Supplied material: Begin
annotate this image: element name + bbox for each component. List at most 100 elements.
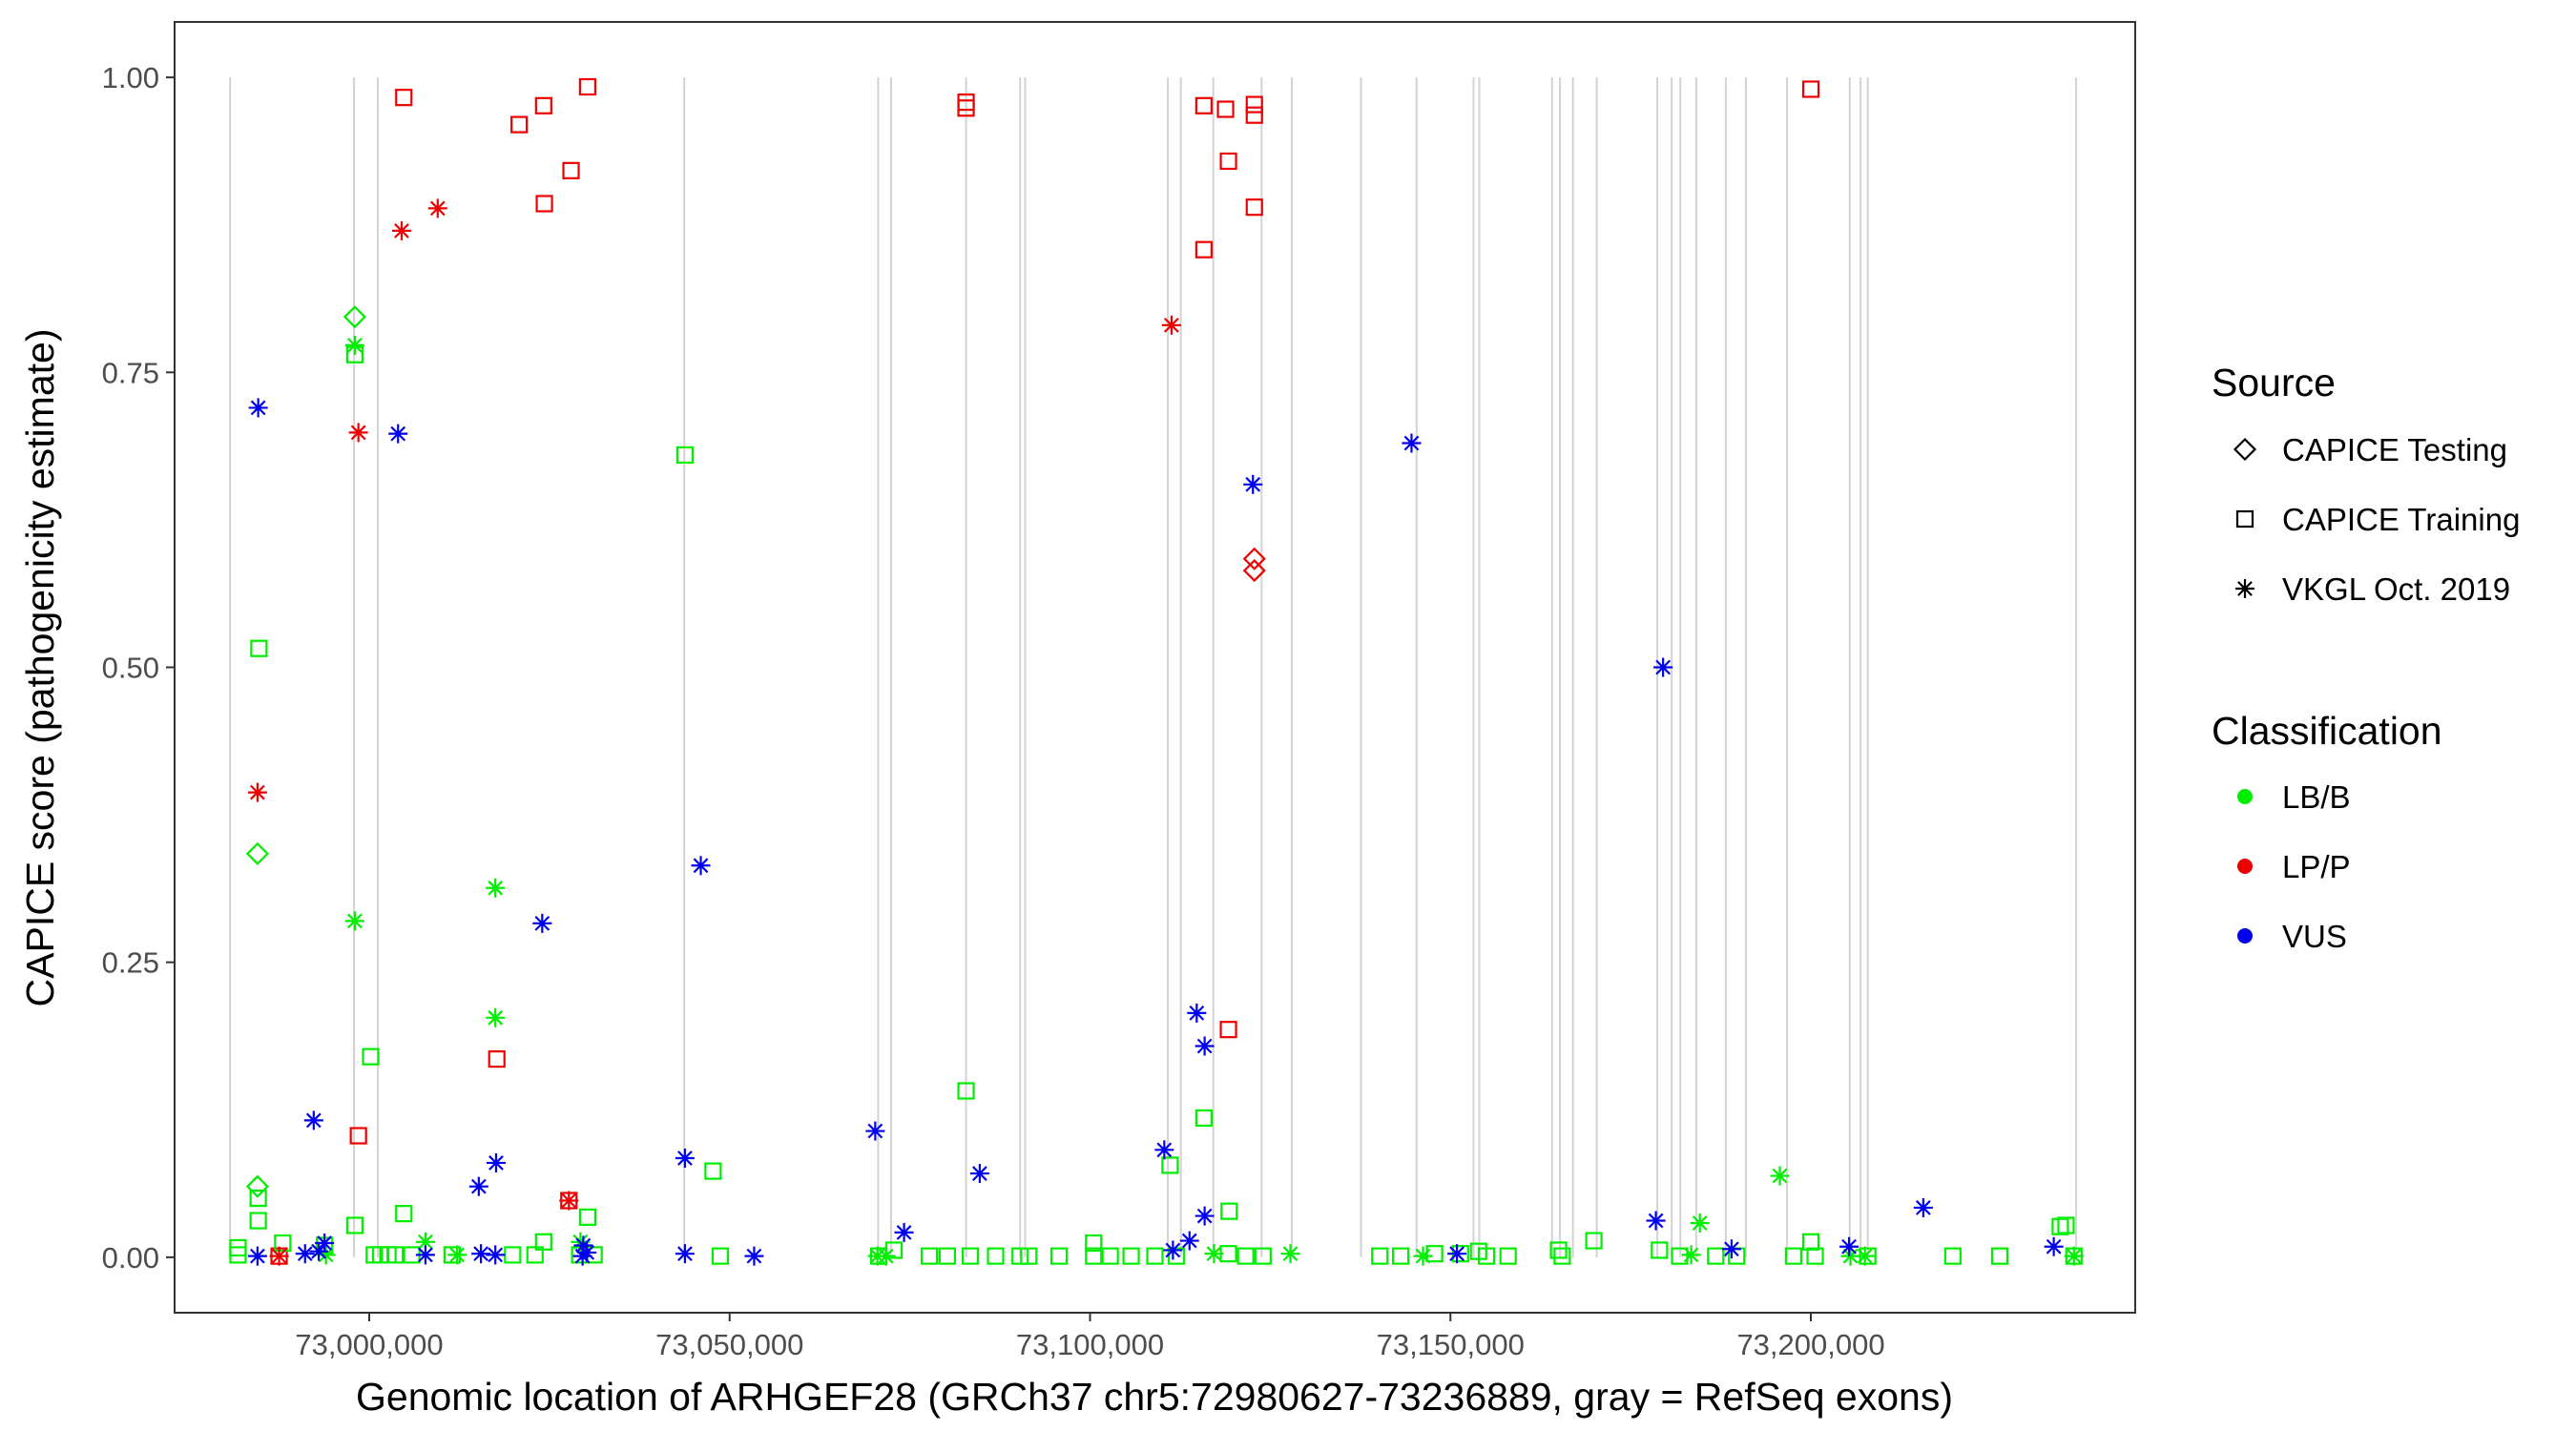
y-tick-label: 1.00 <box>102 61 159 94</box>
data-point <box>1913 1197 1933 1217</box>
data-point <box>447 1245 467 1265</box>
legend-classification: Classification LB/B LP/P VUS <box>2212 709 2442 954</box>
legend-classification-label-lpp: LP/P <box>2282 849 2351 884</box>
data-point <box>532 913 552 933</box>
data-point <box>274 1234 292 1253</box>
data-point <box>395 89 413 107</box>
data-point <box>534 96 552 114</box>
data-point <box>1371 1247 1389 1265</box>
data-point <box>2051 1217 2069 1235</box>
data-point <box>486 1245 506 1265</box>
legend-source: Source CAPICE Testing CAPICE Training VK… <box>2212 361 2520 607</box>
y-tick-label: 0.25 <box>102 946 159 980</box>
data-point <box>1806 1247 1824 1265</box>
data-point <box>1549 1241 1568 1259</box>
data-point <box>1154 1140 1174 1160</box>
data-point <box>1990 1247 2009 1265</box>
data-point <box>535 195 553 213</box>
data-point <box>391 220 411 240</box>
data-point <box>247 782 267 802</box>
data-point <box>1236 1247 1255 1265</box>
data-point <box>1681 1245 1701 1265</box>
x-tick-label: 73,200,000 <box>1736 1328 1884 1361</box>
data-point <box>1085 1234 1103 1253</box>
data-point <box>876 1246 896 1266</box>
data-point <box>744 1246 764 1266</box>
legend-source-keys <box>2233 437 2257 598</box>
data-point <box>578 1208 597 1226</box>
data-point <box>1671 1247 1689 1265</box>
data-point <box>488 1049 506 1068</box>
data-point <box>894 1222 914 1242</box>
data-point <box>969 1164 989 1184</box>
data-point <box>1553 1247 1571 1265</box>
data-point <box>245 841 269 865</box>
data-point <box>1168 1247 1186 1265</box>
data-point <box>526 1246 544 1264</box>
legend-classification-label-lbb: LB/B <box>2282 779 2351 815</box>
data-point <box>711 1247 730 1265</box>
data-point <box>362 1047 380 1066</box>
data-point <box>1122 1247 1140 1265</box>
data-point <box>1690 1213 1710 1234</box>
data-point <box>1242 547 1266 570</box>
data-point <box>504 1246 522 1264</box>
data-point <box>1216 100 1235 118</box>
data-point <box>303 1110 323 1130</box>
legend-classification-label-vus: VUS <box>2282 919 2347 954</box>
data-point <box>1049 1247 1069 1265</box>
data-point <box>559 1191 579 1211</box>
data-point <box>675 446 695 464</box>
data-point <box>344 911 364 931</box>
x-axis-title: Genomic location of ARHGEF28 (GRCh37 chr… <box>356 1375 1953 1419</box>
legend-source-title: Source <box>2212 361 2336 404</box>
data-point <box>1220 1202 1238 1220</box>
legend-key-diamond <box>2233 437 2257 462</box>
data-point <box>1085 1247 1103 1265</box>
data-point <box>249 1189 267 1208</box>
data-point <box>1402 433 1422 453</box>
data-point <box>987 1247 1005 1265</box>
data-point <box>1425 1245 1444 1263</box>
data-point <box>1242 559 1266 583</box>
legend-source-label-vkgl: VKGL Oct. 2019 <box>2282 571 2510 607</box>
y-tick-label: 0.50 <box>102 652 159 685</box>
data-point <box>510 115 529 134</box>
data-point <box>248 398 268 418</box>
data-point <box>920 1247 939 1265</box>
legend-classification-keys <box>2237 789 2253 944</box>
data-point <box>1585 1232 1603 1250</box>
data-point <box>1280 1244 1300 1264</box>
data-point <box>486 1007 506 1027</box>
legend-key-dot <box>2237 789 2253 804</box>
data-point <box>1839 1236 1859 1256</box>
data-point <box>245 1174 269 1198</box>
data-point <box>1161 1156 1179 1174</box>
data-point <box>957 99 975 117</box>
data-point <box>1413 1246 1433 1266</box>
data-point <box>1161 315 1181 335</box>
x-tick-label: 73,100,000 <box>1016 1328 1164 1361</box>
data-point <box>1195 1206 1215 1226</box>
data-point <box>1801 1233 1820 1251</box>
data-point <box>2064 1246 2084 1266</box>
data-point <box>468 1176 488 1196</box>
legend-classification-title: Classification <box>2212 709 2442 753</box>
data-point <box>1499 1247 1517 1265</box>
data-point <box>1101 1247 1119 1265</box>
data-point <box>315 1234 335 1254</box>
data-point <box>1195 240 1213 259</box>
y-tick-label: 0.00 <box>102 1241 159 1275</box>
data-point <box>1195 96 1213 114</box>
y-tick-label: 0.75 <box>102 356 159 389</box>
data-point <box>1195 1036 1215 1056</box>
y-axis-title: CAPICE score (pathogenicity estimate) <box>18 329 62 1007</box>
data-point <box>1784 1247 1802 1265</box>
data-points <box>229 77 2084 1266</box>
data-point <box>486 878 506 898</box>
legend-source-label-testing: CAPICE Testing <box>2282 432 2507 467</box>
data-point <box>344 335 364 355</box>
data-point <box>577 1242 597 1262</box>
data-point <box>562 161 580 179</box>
Supplied material: End
Prompt -> Would you please repeat all the data word for word, but without the pictures?

Response for this exercise ->
annotate this image: element name + bbox for each component. List at most 100 elements.
y-tick-label: 1.00 <box>102 61 159 94</box>
data-point <box>1913 1197 1933 1217</box>
data-point <box>447 1245 467 1265</box>
legend-classification: Classification LB/B LP/P VUS <box>2212 709 2442 954</box>
legend-classification-label-lpp: LP/P <box>2282 849 2351 884</box>
data-point <box>532 913 552 933</box>
data-point <box>274 1234 292 1253</box>
data-point <box>395 89 413 107</box>
data-point <box>534 96 552 114</box>
data-point <box>1371 1247 1389 1265</box>
data-point <box>2051 1217 2069 1235</box>
data-point <box>486 1245 506 1265</box>
legend-source: Source CAPICE Testing CAPICE Training VK… <box>2212 361 2520 607</box>
y-tick-label: 0.25 <box>102 946 159 980</box>
data-point <box>1806 1247 1824 1265</box>
data-point <box>1549 1241 1568 1259</box>
data-point <box>1154 1140 1174 1160</box>
data-point <box>1990 1247 2009 1265</box>
data-point <box>535 195 553 213</box>
data-point <box>391 220 411 240</box>
data-point <box>247 782 267 802</box>
data-point <box>1236 1247 1255 1265</box>
data-point <box>1681 1245 1701 1265</box>
x-tick-label: 73,200,000 <box>1736 1328 1884 1361</box>
data-point <box>1085 1234 1103 1253</box>
data-point <box>876 1246 896 1266</box>
data-point <box>744 1246 764 1266</box>
legend-source-keys <box>2233 437 2257 598</box>
data-point <box>578 1208 597 1226</box>
data-point <box>1671 1247 1689 1265</box>
data-point <box>488 1049 506 1068</box>
data-point <box>894 1222 914 1242</box>
data-point <box>969 1164 989 1184</box>
data-point <box>1553 1247 1571 1265</box>
data-point <box>245 841 269 865</box>
data-point <box>1168 1247 1186 1265</box>
data-point <box>526 1246 544 1264</box>
legend-classification-label-lbb: LB/B <box>2282 779 2351 815</box>
data-point <box>711 1247 730 1265</box>
data-point <box>362 1047 380 1066</box>
data-point <box>1122 1247 1140 1265</box>
data-point <box>1690 1213 1710 1234</box>
data-point <box>1242 547 1266 570</box>
data-point <box>504 1246 522 1264</box>
data-point <box>1216 100 1235 118</box>
data-point <box>303 1110 323 1130</box>
legend-classification-label-vus: VUS <box>2282 919 2347 954</box>
data-point <box>1049 1247 1069 1265</box>
data-point <box>559 1191 579 1211</box>
data-point <box>675 446 695 464</box>
data-point <box>344 911 364 931</box>
x-axis-title: Genomic location of ARHGEF28 (GRCh37 chr… <box>356 1375 1953 1419</box>
legend-source-title: Source <box>2212 361 2336 404</box>
data-point <box>1220 1202 1238 1220</box>
legend-key-diamond <box>2233 437 2257 462</box>
data-point <box>1085 1247 1103 1265</box>
data-point <box>249 1189 267 1208</box>
data-point <box>1402 433 1422 453</box>
data-point <box>987 1247 1005 1265</box>
data-point <box>1425 1245 1444 1263</box>
data-point <box>1242 559 1266 583</box>
legend-source-label-vkgl: VKGL Oct. 2019 <box>2282 571 2510 607</box>
y-tick-label: 0.50 <box>102 652 159 685</box>
data-point <box>510 115 529 134</box>
data-point <box>248 398 268 418</box>
data-point <box>920 1247 939 1265</box>
legend-classification-keys <box>2237 789 2253 944</box>
data-point <box>1585 1232 1603 1250</box>
data-point <box>1280 1244 1300 1264</box>
data-point <box>486 1007 506 1027</box>
legend-key-dot <box>2237 789 2253 804</box>
data-point <box>1839 1236 1859 1256</box>
data-point <box>245 1174 269 1198</box>
data-point <box>1161 1156 1179 1174</box>
data-point <box>957 99 975 117</box>
data-point <box>1413 1246 1433 1266</box>
data-point <box>1161 315 1181 335</box>
x-tick-label: 73,100,000 <box>1016 1328 1164 1361</box>
data-point <box>1195 1206 1215 1226</box>
data-point <box>1801 1233 1820 1251</box>
data-point <box>2064 1246 2084 1266</box>
data-point <box>468 1176 488 1196</box>
legend-classification-title: Classification <box>2212 709 2442 753</box>
data-point <box>1499 1247 1517 1265</box>
data-point <box>1101 1247 1119 1265</box>
data-point <box>315 1234 335 1254</box>
data-point <box>1195 240 1213 259</box>
y-tick-label: 0.00 <box>102 1241 159 1275</box>
data-point <box>1195 96 1213 114</box>
y-tick-label: 0.75 <box>102 356 159 389</box>
data-point <box>1195 1036 1215 1056</box>
y-axis-title: CAPICE score (pathogenicity estimate) <box>18 329 62 1007</box>
data-point <box>1784 1247 1802 1265</box>
data-points <box>229 77 2084 1266</box>
data-point <box>486 878 506 898</box>
legend-source-label-testing: CAPICE Testing <box>2282 432 2507 467</box>
data-point <box>344 335 364 355</box>
data-point <box>577 1242 597 1262</box>
data-point <box>562 161 580 179</box>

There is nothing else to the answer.